## Given task:
Go through the records below line by line. Count the lines with "base" and give the count alone.

-------------------------

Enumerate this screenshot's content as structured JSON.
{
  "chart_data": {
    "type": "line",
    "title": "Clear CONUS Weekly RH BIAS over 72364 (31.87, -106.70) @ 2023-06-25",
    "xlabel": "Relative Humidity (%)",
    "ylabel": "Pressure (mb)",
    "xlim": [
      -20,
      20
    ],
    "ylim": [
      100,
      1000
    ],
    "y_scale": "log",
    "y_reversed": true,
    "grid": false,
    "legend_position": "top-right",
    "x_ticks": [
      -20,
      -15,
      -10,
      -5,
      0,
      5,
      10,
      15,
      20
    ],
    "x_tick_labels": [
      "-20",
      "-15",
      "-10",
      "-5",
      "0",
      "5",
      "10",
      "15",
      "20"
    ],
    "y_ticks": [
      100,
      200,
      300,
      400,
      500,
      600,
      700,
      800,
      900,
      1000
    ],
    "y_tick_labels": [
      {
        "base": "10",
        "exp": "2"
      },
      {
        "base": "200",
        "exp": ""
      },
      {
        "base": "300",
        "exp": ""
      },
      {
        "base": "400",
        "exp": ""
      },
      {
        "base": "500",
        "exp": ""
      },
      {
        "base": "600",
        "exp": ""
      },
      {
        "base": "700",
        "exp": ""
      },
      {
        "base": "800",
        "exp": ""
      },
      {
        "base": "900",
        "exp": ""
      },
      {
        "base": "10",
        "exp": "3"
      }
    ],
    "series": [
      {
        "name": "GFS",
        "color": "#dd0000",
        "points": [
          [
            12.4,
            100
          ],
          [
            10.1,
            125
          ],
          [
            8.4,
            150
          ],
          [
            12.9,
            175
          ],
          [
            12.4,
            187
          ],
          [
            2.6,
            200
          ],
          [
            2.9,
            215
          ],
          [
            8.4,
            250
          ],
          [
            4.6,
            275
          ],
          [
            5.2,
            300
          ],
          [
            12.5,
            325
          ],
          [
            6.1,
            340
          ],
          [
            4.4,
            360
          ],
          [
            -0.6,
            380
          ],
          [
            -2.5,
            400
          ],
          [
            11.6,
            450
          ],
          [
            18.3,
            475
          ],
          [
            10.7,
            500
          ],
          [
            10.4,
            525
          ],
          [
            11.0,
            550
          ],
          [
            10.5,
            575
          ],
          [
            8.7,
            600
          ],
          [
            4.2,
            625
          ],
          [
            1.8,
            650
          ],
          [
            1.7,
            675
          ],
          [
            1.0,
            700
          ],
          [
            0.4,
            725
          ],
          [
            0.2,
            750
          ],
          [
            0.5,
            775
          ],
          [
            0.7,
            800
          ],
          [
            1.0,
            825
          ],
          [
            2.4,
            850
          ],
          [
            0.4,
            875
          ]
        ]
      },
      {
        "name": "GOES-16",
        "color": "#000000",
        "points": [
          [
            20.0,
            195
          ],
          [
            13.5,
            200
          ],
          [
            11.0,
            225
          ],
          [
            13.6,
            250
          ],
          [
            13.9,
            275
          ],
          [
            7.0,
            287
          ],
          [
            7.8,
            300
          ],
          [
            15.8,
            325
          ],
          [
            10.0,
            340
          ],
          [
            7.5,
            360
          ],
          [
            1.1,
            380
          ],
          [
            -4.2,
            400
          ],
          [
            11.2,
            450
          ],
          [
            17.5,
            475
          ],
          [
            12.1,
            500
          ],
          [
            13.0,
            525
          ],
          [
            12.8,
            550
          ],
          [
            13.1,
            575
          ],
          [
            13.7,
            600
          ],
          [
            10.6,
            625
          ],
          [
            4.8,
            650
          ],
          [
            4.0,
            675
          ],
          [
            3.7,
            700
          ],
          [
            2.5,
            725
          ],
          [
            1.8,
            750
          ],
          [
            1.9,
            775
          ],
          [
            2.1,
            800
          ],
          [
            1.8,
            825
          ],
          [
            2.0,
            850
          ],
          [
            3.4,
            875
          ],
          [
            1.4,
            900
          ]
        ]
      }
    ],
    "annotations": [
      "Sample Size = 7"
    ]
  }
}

-------------------------

## Answer for this exercise:
10